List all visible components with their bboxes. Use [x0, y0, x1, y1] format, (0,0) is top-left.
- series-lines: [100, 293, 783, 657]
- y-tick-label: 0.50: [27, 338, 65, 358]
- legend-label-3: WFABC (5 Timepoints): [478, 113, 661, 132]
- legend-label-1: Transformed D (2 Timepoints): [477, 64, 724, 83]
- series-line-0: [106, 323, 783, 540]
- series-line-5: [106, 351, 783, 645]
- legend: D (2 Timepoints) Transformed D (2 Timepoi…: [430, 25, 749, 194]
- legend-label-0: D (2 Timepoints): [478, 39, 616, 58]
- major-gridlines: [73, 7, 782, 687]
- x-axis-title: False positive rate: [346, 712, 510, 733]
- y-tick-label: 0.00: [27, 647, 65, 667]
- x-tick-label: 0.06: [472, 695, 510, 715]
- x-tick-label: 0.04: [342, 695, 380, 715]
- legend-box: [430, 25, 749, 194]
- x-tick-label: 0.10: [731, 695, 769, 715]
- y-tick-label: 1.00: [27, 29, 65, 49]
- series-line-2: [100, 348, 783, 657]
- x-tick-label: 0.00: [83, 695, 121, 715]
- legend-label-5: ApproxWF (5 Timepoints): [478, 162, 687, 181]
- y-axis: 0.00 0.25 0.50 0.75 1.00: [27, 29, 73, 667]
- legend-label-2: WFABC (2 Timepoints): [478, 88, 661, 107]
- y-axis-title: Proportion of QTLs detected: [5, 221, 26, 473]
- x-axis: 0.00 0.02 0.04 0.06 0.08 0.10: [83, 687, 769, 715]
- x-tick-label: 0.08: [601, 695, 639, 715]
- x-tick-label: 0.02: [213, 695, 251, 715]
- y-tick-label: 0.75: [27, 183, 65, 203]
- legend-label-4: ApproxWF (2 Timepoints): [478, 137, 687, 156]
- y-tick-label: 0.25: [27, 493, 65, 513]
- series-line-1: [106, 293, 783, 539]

------------------------------

- **Problem details**:
Rewrite the records with "Timepoints" replaced by "Sampling Points" at every occurrence, keeping everything else unchanged.

- **Completed exercise**:
List all visible components with their bboxes. Use [x0, y0, x1, y1] format, (0,0) is top-left.
- series-lines: [100, 293, 783, 657]
- y-tick-label: 0.50: [27, 338, 65, 358]
- legend-label-3: WFABC (5 Sampling Points): [478, 113, 661, 132]
- legend-label-1: Transformed D (2 Sampling Points): [477, 64, 724, 83]
- series-line-0: [106, 323, 783, 540]
- series-line-5: [106, 351, 783, 645]
- legend: D (2 Sampling Points) Transformed D (2 Timepoi…: [430, 25, 749, 194]
- legend-label-0: D (2 Sampling Points): [478, 39, 616, 58]
- major-gridlines: [73, 7, 782, 687]
- x-axis-title: False positive rate: [346, 712, 510, 733]
- y-tick-label: 0.00: [27, 647, 65, 667]
- x-tick-label: 0.06: [472, 695, 510, 715]
- x-tick-label: 0.04: [342, 695, 380, 715]
- legend-box: [430, 25, 749, 194]
- x-tick-label: 0.10: [731, 695, 769, 715]
- y-tick-label: 1.00: [27, 29, 65, 49]
- series-line-2: [100, 348, 783, 657]
- x-tick-label: 0.00: [83, 695, 121, 715]
- legend-label-5: ApproxWF (5 Sampling Points): [478, 162, 687, 181]
- y-axis: 0.00 0.25 0.50 0.75 1.00: [27, 29, 73, 667]
- legend-label-2: WFABC (2 Sampling Points): [478, 88, 661, 107]
- y-axis-title: Proportion of QTLs detected: [5, 221, 26, 473]
- x-axis: 0.00 0.02 0.04 0.06 0.08 0.10: [83, 687, 769, 715]
- x-tick-label: 0.08: [601, 695, 639, 715]
- x-tick-label: 0.02: [213, 695, 251, 715]
- y-tick-label: 0.75: [27, 183, 65, 203]
- legend-label-4: ApproxWF (2 Sampling Points): [478, 137, 687, 156]
- y-tick-label: 0.25: [27, 493, 65, 513]
- series-line-1: [106, 293, 783, 539]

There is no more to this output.